- [Reading passage]:
------------------------------------------------
Sunday, March 8, 2015

...about confessions on a tabletop: chopsticks, bone china and where inspiration comes from


“Where did your inspiration come from?” It’s my favorite question to ask, of painter or poet, composer or comedian, and one of my favorite questions to answer. Setting the table at Michael C. Fina was a refresher course, for me, on how ideas blossom and unfold, get rerouted or retooled, on any project or creative process.

I love tabletop design, whether styling them for clients or photoshoots, or covering great events like the annual Dining By Design to benefit DIFFA. So it was beyond a thrill to be asked by New York’s preeminent table-top source, Michael C. Fina, to style not just a tabletop, but the main window of their glittering Manhattan flagship.

But where to start?

I have to admit, the timeline between the offer and the deadline (a great reunion party for the participants and donors behind Holiday House 2014, of which Michael C. Fina was a most generous one) disappeared like a fistful of water, and intended planning sessions were postponed by more than one of this winter’s “snow events” and a few of my own urgent client deadlines. So by the time I got into the showroom to meet, measure, and discuss, we were a mere dozen days away from install. Yikes.

Here’s how it all unfolded, how we made the deadline work (and who helped, immensely, to make that happen), where the inspiration came from, and the lessons I learned along the way.
Work With What You Have (Access To)
I do it in client homes when stretching a budget, working within the confines of a rental, or when creating vignettes for Housing Work’s Design on a Dime: Build from your givens, existing, donated or just plain available. It maximizes both time and money. I love working with givens, helping homeowners fall back in love with something they thought was long-gone in terms of inspiration or design merit.

The main window already had a long table in it, so we’d start there... and let’s face it, doing an actual tabletop setting, for a tabletop purveyor is no real stretch. (Plus, did I mention I LOVE to style tabletops?). So, okay, the foundation was in place. But, yowza, that table is a nine-footer. We’d need a LOT of product. But we had the whole of the showroom from which to pick, right? Well, yes, and no. As many in the business of interiors know, “stocked” and “in stock” are not one and the same, and some things weren’t readily available in the considerable multiples we needed.

And as any designer who’s worked with a Pinterest-obsessed client, having what seems to be an unending source of choice doesn’t always help narrow the field, or get a project any closer to the finish line. It seemed that way with the seemingly bottomless well of product and inspiration surrounding me at Michael C. Fina. When you are smack dab in the middle of their stellar and staggering selection of china, crystal and flatware, there is no shortage of inspiration... but sometimes, too much to work from isn’t all that helpful, either, especially when the clock is ticking.
------------------------------------------------
- [Data for this task]:
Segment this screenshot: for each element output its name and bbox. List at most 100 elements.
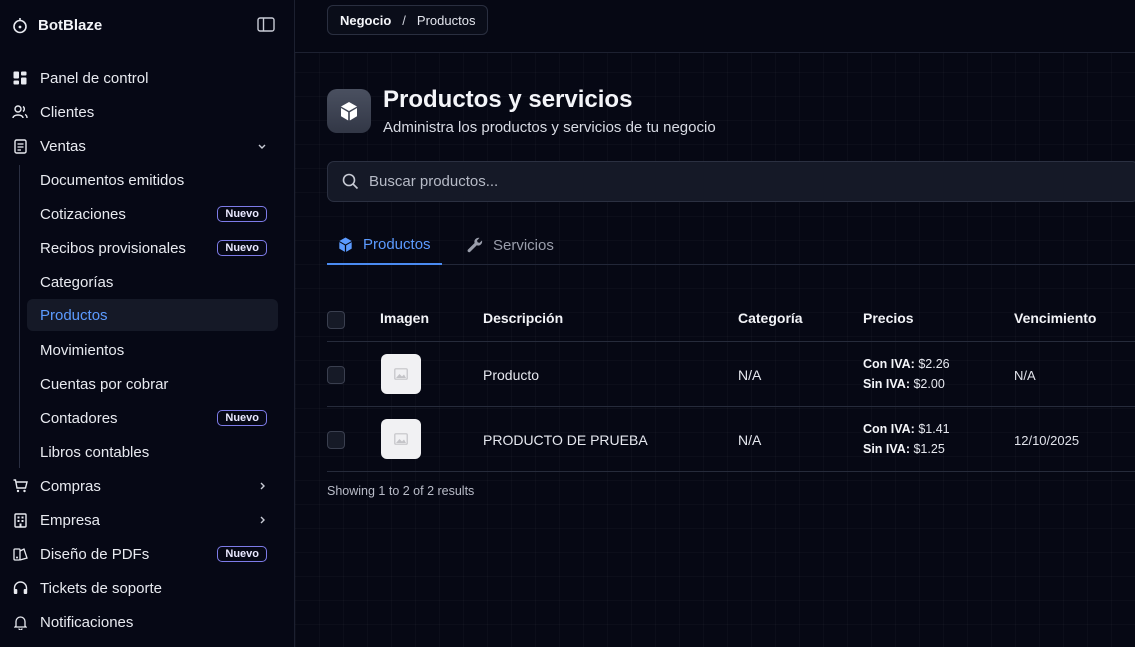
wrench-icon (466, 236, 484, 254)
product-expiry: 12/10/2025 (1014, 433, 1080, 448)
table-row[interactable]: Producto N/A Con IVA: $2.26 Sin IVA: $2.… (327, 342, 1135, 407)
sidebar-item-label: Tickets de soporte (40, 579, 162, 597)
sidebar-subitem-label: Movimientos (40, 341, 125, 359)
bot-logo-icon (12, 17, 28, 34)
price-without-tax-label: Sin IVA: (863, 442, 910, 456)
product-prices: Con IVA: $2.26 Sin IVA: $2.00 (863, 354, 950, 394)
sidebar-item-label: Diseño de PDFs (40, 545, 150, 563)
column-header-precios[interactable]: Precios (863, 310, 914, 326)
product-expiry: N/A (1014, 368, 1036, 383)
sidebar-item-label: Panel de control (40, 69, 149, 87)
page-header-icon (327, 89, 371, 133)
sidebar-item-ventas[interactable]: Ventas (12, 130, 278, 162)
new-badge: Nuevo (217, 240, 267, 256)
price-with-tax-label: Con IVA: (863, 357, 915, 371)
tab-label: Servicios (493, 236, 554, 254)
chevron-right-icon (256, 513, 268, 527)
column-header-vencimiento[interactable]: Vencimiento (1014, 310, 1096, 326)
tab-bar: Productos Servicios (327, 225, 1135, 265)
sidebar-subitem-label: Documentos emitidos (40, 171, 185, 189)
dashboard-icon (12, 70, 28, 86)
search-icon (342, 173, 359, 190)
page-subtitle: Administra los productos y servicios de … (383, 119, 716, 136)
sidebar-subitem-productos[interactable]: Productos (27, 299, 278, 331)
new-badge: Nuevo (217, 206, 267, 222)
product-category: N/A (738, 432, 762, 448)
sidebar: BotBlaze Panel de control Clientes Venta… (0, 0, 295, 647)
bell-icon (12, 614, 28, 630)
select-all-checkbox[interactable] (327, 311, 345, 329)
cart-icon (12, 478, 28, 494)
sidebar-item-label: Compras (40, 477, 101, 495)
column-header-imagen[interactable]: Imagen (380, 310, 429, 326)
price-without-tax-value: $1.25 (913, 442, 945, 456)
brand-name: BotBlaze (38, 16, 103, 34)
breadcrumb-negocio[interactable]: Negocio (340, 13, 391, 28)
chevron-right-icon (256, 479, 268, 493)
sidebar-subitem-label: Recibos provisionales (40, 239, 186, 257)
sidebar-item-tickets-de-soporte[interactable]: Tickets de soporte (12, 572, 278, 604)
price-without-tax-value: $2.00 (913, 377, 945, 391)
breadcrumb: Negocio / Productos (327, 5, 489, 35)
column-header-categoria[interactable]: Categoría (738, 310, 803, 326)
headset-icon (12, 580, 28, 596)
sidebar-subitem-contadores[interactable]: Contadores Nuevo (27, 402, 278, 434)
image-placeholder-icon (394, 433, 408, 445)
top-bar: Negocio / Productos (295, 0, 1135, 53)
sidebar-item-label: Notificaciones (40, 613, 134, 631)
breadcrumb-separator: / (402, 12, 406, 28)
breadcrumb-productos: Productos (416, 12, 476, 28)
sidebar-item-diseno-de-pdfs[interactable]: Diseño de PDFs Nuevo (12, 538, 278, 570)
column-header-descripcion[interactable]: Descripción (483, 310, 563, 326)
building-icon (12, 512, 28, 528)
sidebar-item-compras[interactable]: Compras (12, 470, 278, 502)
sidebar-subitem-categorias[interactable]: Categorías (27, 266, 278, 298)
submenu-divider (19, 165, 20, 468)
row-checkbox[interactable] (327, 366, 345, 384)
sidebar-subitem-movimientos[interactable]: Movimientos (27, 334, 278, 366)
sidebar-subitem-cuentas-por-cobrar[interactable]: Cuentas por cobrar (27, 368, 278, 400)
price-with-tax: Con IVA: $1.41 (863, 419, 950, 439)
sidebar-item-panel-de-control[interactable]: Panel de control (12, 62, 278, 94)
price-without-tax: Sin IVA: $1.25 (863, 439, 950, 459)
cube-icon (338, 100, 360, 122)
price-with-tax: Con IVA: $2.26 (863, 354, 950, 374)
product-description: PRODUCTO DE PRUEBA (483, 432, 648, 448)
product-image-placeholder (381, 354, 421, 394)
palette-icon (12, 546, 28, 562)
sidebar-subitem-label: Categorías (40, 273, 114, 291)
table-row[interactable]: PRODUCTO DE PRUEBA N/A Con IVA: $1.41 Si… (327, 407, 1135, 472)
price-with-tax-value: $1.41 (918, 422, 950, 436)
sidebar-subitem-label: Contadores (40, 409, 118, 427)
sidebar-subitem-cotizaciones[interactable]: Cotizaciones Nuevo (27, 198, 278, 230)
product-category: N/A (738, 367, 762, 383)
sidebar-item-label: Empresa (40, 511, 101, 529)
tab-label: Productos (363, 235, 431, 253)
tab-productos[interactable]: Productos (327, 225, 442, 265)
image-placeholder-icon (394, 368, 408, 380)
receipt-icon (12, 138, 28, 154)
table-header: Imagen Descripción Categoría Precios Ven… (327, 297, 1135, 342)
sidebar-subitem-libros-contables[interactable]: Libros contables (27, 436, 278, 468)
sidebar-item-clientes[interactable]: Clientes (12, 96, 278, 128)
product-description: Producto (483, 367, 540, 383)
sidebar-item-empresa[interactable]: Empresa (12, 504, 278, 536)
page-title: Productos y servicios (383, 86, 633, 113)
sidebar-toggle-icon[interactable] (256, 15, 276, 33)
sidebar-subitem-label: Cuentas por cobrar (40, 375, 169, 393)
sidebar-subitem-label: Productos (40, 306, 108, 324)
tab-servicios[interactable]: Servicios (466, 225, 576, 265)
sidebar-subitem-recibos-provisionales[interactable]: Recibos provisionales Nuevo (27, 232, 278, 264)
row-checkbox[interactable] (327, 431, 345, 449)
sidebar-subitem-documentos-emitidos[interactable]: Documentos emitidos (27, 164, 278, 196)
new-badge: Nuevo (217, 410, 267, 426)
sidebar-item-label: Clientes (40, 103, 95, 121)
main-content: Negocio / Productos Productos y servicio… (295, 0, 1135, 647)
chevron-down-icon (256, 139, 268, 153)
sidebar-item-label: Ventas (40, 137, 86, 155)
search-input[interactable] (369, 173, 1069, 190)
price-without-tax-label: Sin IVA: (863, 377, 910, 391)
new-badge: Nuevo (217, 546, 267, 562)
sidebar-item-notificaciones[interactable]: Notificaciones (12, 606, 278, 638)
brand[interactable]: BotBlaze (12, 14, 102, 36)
------------------------------------------------
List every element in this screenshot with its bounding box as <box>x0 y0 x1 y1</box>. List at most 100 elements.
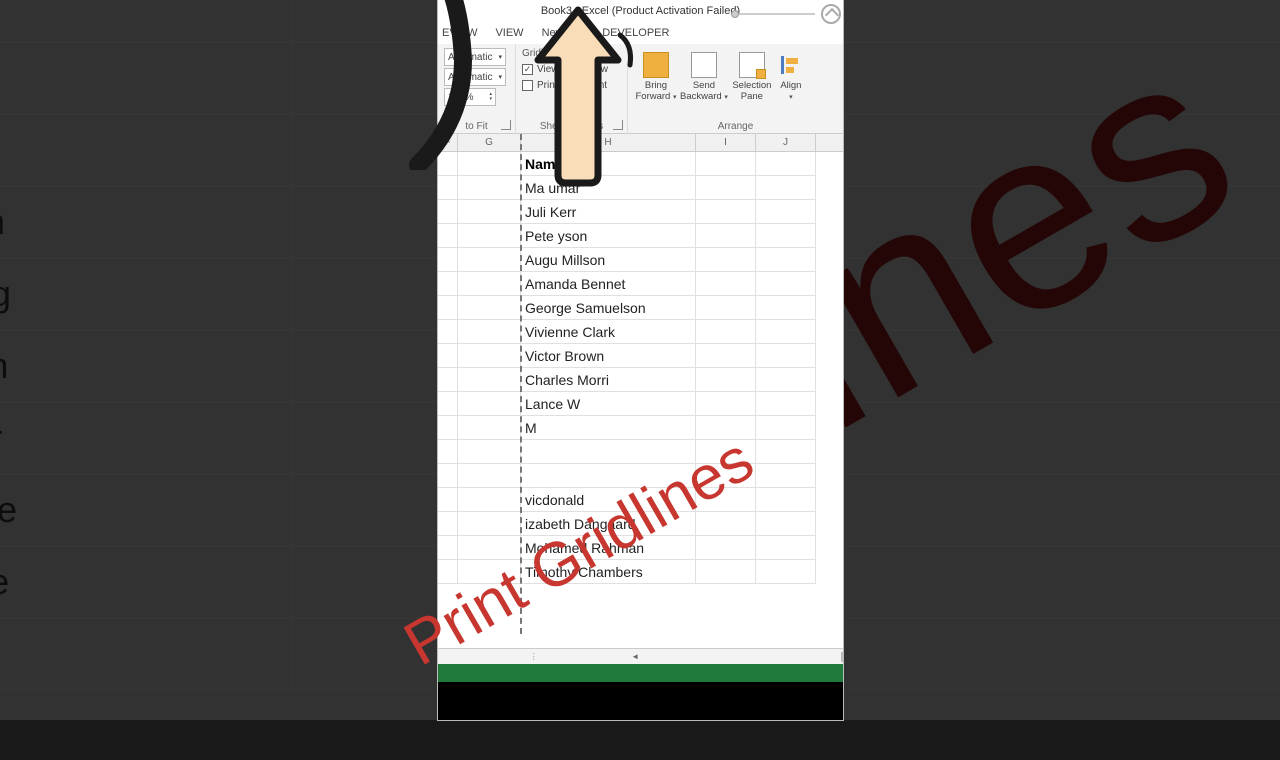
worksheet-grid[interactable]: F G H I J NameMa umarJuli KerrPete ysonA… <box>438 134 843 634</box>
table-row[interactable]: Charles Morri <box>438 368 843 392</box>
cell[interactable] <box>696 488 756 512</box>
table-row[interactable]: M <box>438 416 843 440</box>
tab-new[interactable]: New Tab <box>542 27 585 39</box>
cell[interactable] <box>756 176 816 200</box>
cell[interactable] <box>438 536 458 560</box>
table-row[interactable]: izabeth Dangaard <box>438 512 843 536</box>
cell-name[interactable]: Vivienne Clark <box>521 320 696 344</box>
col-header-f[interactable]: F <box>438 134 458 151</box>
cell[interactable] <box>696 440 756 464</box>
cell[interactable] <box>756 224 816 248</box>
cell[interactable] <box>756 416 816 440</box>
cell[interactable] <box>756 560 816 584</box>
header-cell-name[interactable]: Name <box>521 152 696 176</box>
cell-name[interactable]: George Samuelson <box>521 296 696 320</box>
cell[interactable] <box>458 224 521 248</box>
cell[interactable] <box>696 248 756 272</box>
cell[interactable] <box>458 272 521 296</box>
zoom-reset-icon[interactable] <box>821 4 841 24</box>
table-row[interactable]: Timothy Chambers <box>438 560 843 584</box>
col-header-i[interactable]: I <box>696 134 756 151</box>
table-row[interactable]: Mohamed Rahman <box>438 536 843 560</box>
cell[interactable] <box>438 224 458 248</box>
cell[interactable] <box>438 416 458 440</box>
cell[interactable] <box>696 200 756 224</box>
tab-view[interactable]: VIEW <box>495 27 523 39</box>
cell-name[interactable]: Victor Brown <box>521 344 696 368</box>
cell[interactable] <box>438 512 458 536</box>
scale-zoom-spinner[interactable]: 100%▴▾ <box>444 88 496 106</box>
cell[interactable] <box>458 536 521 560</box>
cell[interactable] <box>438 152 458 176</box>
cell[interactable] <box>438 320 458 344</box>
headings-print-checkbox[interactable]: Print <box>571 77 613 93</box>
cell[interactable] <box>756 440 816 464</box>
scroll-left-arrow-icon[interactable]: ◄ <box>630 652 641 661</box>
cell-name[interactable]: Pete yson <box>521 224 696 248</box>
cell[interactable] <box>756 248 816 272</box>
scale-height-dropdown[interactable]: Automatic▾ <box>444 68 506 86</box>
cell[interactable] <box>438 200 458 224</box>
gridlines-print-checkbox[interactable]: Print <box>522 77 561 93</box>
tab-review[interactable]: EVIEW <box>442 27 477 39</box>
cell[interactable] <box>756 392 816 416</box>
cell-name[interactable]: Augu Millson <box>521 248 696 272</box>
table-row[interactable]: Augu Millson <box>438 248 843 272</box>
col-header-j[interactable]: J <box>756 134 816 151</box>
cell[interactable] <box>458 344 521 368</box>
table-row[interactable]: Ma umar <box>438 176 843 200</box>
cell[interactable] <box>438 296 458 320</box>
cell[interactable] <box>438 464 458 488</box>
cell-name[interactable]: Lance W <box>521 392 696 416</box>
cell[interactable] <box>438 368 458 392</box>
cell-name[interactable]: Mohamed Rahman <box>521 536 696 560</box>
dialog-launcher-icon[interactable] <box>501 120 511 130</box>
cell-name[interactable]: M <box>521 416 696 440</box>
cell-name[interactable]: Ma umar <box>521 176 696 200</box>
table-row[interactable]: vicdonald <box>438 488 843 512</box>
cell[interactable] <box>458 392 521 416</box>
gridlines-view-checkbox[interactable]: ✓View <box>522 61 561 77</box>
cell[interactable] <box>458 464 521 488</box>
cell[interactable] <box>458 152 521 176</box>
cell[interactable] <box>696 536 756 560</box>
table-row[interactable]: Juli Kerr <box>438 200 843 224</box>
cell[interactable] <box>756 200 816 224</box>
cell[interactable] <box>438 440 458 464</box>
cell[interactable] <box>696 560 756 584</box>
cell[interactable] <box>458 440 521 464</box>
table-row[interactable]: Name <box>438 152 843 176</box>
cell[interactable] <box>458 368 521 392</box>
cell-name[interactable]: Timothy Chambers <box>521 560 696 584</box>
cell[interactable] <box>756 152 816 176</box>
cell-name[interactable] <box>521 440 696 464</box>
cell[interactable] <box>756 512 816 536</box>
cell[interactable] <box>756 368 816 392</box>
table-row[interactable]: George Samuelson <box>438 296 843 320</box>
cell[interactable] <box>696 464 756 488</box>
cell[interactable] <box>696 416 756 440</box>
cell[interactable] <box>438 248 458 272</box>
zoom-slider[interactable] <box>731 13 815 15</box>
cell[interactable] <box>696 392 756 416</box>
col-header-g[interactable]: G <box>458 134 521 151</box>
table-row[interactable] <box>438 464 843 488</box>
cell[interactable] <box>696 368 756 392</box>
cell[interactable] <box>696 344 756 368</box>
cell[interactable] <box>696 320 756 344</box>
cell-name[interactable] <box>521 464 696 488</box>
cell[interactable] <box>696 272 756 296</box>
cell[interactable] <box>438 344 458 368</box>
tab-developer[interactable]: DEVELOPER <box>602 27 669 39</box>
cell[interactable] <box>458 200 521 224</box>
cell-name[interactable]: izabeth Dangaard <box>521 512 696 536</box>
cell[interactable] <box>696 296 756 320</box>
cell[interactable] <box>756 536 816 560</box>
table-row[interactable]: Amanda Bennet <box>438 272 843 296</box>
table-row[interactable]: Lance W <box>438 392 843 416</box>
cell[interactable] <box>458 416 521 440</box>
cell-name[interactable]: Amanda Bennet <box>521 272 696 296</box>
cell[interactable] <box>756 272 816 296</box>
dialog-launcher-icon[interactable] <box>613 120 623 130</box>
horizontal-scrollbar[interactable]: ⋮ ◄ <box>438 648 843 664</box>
------------------------------------------------
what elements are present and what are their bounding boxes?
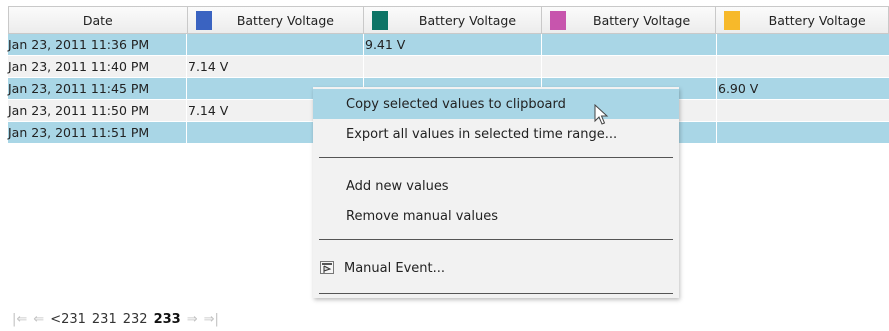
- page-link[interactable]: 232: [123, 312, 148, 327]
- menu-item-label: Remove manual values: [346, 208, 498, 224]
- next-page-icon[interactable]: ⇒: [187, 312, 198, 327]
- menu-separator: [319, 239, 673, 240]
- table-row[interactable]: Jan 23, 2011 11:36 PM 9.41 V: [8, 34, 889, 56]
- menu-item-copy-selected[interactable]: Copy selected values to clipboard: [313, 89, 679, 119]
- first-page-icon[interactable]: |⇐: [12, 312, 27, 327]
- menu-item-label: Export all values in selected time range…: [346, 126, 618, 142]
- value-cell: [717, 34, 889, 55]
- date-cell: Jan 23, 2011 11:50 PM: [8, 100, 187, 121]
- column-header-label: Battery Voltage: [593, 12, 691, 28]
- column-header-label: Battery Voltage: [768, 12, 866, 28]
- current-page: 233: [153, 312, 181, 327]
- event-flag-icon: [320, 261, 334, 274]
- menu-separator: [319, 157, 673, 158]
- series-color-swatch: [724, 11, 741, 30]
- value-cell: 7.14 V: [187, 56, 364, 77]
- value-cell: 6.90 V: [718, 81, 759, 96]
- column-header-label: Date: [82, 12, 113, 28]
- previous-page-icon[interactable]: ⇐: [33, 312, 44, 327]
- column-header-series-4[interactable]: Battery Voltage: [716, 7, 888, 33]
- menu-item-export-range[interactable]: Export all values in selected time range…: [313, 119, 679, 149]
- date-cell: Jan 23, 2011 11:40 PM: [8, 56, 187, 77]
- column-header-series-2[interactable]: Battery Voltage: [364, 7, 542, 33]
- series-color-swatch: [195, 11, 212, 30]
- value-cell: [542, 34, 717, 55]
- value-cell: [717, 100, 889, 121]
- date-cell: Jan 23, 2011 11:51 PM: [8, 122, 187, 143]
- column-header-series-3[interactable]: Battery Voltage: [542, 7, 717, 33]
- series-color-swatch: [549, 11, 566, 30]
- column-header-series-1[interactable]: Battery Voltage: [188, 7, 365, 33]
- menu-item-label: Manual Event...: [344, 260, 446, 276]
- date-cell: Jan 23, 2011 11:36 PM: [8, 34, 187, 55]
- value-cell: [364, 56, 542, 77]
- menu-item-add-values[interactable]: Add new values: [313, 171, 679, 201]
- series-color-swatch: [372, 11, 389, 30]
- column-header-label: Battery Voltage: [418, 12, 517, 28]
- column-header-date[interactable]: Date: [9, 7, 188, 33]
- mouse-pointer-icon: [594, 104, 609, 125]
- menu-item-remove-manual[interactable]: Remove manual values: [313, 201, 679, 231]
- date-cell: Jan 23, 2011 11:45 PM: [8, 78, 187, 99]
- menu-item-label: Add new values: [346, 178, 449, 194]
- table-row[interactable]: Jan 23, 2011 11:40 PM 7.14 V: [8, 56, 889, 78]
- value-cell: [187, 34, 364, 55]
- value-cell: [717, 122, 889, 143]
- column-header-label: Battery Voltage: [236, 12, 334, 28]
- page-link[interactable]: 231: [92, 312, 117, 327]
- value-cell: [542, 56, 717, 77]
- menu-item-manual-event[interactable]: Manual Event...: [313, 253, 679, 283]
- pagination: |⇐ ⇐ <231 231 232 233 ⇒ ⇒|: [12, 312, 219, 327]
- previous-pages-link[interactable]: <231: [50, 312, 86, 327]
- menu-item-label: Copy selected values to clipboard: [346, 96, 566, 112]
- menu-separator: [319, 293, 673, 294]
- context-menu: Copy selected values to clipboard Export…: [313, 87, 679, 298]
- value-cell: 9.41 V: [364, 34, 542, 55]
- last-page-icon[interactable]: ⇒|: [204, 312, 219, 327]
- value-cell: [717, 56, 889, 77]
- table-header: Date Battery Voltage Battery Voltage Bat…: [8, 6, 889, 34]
------------------------------------------------
- [Tasks for this exercise]:
[A] In the records, begin at the line that contains "wrench-icon (466, 236, 484, 254)" and stop after the line that contains "price-without-tax-label: Sin IVA: (863, 442, 910, 456)", and output those lines as a numbered list with no blank lines.
[B] Continue the blog post about styling the window table at Michael C. Fina from the point where it stops.

- [Task responses]:
[A]
1. wrench-icon (466, 236, 484, 254)
2. product-expiry: 12/10/2025 (1014, 433, 1080, 448)
3. table-row[interactable]: Producto N/A Con IVA: $2.26 Sin IVA: $2.… (327, 342, 1135, 407)
4. sidebar-item-label: Tickets de soporte (40, 579, 162, 597)
5. sidebar-subitem-label: Movimientos (40, 341, 125, 359)
6. bot-logo-icon (12, 17, 28, 34)
7. price-without-tax-label: Sin IVA: (863, 442, 910, 456)

[B]
Luckily, I was working with Michael C. Fina’s calm and lovely in-house Merchandising and Visual Planning guru Jenny Lim. She steered me towards lines she knew she had in stock as we wandered (me, a wide-eyed kid in a candy store, with “candy” by the likes of Baccarat, Bernadaud, Juliska and Rosenthal.) During the store tour, the graphic, bright and banded Hemisphere Gold Stripe, Matte White, and Matte Gold patterns by Jean-Louis Coquet were quick to catch my eye. What also caught my eye, early, was the Blue Dragon pattern by Mottahedeh, and it seemed like with a white, gold and blue scheme and that gorgeous dragon pattern, we were really on to something for an upbeat and eye-catching tablescape.
 
Wicked Web and Lost Dragons
So, with visions of dragons and gold, stripes and cobalt blue, I went back home to plan.

Part of that planning involved getting lost in the Michael C. Fina website, where I discovered the contemporary take on Blue Willoware, Willow Cobalt, by UK designer Richard Brendon, and his dynamically graphic blue-and-white striped Patternity. Instant love, and suddenly, a table of blue and white, circles and stripes was setting itself in my mind, the Patternity stripe the perfect party companion to the gold-banded Hemisphere. (I very often rely on common geometries when pulling together any scheme, room, vignette, or tabletop.)
Back to the showroom I went, planning on capping a mixture of these patterns with those Mottahedeh dragon plates, which had also mixed in my mind with the Blue Willow to start to tell a great contemporary Asian-inspired spring garden table.

But alas, that mix only worked in my head and on my monitor, and I learned my first china lesson: bone china and porcelain don’t always play well together, with both a considerable difference in background white color, and how the glazes (in this case, both cobalt) react (one, crisp and graphic, the other, organic, “bleedy” and painterly). While both were still beautiful, pulling them together called attention to the differences in a way that didn’t do either any favors. Suddenly, I lost my dragons, the very first piece of inspiration I felt really good about, the one that seemed to kickstart the whole plan.

Not to panic. I’ve lost major inspiration pieces in client projects, upfront, when a client didn’t share my enthusiasm, or in the eleventh hour, when something’s out of stock or even discontinued. I still had plenty to work with (a total of five patterns to alternate, mix and match). Still good, and this old dog learned a new trick about bone china along the way.
While it was the dragon which whet my Asian appetite, other things pointed me down the path to an Asian-inspired table once he was out of my grasp: that Blue Willow pattern, the lantern-like ribbed texture and nearly-half-moon shape of the Coquet Hemisphere bowls.
Another thing was practicality: I knew I could style this table with extras easily found in some of Manhattan’s treasure troves for budget styling, including the go-to Pearl River, a frequent secret weapon of stylists, florists, and party planners.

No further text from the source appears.